-- INSTRUCTION --
Transcribe each record below word for word.

Records that describe figures
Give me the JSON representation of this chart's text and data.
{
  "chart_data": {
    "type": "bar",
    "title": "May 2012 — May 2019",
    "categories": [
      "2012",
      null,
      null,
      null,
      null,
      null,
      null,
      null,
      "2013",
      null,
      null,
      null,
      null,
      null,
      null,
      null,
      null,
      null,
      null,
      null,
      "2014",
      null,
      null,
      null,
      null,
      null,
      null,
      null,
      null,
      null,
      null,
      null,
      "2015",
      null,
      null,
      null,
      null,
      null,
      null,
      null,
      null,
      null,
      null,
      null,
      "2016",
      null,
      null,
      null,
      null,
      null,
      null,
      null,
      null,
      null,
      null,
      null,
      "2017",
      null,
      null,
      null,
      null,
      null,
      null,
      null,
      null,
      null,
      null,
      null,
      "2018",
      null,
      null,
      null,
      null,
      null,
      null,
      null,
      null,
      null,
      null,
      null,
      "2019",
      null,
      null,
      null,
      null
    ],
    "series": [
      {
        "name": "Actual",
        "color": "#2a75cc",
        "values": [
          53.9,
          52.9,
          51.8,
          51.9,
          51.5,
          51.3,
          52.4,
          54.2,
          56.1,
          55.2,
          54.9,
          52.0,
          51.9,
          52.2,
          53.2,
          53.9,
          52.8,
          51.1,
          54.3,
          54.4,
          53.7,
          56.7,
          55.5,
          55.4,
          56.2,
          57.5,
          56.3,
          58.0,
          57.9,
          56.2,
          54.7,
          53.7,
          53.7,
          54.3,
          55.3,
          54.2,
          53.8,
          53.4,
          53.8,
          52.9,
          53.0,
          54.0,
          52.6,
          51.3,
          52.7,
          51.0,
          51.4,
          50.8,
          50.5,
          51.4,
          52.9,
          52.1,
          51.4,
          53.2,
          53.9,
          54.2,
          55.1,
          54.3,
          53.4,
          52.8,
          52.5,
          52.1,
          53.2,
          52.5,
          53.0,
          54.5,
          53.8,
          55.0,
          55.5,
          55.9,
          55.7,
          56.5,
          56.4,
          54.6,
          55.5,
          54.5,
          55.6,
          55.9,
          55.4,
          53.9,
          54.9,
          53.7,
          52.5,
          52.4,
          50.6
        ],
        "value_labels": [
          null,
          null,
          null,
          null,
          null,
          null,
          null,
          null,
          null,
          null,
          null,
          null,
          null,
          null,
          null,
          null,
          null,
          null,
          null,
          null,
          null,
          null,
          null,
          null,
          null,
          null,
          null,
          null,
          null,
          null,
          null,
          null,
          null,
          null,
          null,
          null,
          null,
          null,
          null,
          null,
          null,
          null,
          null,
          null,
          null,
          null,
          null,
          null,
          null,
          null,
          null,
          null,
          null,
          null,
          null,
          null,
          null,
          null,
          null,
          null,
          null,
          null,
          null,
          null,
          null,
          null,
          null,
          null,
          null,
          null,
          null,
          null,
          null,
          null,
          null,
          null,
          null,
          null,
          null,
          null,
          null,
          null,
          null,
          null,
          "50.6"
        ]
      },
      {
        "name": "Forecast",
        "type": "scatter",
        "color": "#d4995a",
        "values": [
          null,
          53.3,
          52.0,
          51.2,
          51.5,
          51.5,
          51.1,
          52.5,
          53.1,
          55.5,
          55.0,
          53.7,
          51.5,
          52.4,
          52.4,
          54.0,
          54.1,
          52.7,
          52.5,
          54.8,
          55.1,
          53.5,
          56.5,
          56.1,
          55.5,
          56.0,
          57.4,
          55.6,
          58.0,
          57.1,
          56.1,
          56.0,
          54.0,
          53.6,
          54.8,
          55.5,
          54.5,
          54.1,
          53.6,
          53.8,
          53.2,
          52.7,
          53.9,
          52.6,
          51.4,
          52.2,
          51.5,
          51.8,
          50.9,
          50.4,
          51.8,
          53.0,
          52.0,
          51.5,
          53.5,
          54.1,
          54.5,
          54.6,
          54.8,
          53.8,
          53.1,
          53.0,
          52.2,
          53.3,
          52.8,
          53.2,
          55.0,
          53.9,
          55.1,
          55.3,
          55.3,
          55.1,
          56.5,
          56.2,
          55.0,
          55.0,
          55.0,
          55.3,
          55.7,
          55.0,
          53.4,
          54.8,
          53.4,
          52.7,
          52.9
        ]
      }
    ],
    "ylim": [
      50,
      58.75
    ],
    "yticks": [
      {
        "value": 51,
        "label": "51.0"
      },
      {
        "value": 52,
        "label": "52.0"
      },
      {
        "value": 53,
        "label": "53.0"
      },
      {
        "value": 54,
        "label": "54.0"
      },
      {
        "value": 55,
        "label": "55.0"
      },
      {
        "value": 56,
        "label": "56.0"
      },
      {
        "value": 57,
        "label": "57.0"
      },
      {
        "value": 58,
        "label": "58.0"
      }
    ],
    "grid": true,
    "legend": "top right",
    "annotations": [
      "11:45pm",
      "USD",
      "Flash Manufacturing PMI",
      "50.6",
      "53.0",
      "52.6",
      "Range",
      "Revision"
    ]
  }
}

-- ANSWER FOR THE TASK --
Give me the JSON representation of this chart's text and data.
{
  "chart_data": {
    "type": "bar",
    "title": "May 2012 — May 2019",
    "categories": [
      "2012",
      null,
      null,
      null,
      null,
      null,
      null,
      null,
      "2013",
      null,
      null,
      null,
      null,
      null,
      null,
      null,
      null,
      null,
      null,
      null,
      "2014",
      null,
      null,
      null,
      null,
      null,
      null,
      null,
      null,
      null,
      null,
      null,
      "2015",
      null,
      null,
      null,
      null,
      null,
      null,
      null,
      null,
      null,
      null,
      null,
      "2016",
      null,
      null,
      null,
      null,
      null,
      null,
      null,
      null,
      null,
      null,
      null,
      "2017",
      null,
      null,
      null,
      null,
      null,
      null,
      null,
      null,
      null,
      null,
      null,
      "2018",
      null,
      null,
      null,
      null,
      null,
      null,
      null,
      null,
      null,
      null,
      null,
      "2019",
      null,
      null,
      null,
      null
    ],
    "series": [
      {
        "name": "Actual",
        "color": "#2a75cc",
        "values": [
          53.9,
          52.9,
          51.8,
          51.9,
          51.5,
          51.3,
          52.4,
          54.2,
          56.1,
          55.2,
          54.9,
          52.0,
          51.9,
          52.2,
          53.2,
          53.9,
          52.8,
          51.1,
          54.3,
          54.4,
          53.7,
          56.7,
          55.5,
          55.4,
          56.2,
          57.5,
          56.3,
          58.0,
          57.9,
          56.2,
          54.7,
          53.7,
          53.7,
          54.3,
          55.3,
          54.2,
          53.8,
          53.4,
          53.8,
          52.9,
          53.0,
          54.0,
          52.6,
          51.3,
          52.7,
          51.0,
          51.4,
          50.8,
          50.5,
          51.4,
          52.9,
          52.1,
          51.4,
          53.2,
          53.9,
          54.2,
          55.1,
          54.3,
          53.4,
          52.8,
          52.5,
          52.1,
          53.2,
          52.5,
          53.0,
          54.5,
          53.8,
          55.0,
          55.5,
          55.9,
          55.7,
          56.5,
          56.4,
          54.6,
          55.5,
          54.5,
          55.6,
          55.9,
          55.4,
          53.9,
          54.9,
          53.7,
          52.5,
          52.4,
          50.6
        ],
        "value_labels": [
          null,
          null,
          null,
          null,
          null,
          null,
          null,
          null,
          null,
          null,
          null,
          null,
          null,
          null,
          null,
          null,
          null,
          null,
          null,
          null,
          null,
          null,
          null,
          null,
          null,
          null,
          null,
          null,
          null,
          null,
          null,
          null,
          null,
          null,
          null,
          null,
          null,
          null,
          null,
          null,
          null,
          null,
          null,
          null,
          null,
          null,
          null,
          null,
          null,
          null,
          null,
          null,
          null,
          null,
          null,
          null,
          null,
          null,
          null,
          null,
          null,
          null,
          null,
          null,
          null,
          null,
          null,
          null,
          null,
          null,
          null,
          null,
          null,
          null,
          null,
          null,
          null,
          null,
          null,
          null,
          null,
          null,
          null,
          null,
          "50.6"
        ]
      },
      {
        "name": "Forecast",
        "type": "scatter",
        "color": "#d4995a",
        "values": [
          null,
          53.3,
          52.0,
          51.2,
          51.5,
          51.5,
          51.1,
          52.5,
          53.1,
          55.5,
          55.0,
          53.7,
          51.5,
          52.4,
          52.4,
          54.0,
          54.1,
          52.7,
          52.5,
          54.8,
          55.1,
          53.5,
          56.5,
          56.1,
          55.5,
          56.0,
          57.4,
          55.6,
          58.0,
          57.1,
          56.1,
          56.0,
          54.0,
          53.6,
          54.8,
          55.5,
          54.5,
          54.1,
          53.6,
          53.8,
          53.2,
          52.7,
          53.9,
          52.6,
          51.4,
          52.2,
          51.5,
          51.8,
          50.9,
          50.4,
          51.8,
          53.0,
          52.0,
          51.5,
          53.5,
          54.1,
          54.5,
          54.6,
          54.8,
          53.8,
          53.1,
          53.0,
          52.2,
          53.3,
          52.8,
          53.2,
          55.0,
          53.9,
          55.1,
          55.3,
          55.3,
          55.1,
          56.5,
          56.2,
          55.0,
          55.0,
          55.0,
          55.3,
          55.7,
          55.0,
          53.4,
          54.8,
          53.4,
          52.7,
          52.9
        ]
      }
    ],
    "ylim": [
      50,
      58.75
    ],
    "yticks": [
      {
        "value": 51,
        "label": "51.0"
      },
      {
        "value": 52,
        "label": "52.0"
      },
      {
        "value": 53,
        "label": "53.0"
      },
      {
        "value": 54,
        "label": "54.0"
      },
      {
        "value": 55,
        "label": "55.0"
      },
      {
        "value": 56,
        "label": "56.0"
      },
      {
        "value": 57,
        "label": "57.0"
      },
      {
        "value": 58,
        "label": "58.0"
      }
    ],
    "grid": true,
    "legend": "top right",
    "annotations": [
      "11:45pm",
      "USD",
      "Flash Manufacturing PMI",
      "50.6",
      "53.0",
      "52.6",
      "Range",
      "Revision"
    ]
  }
}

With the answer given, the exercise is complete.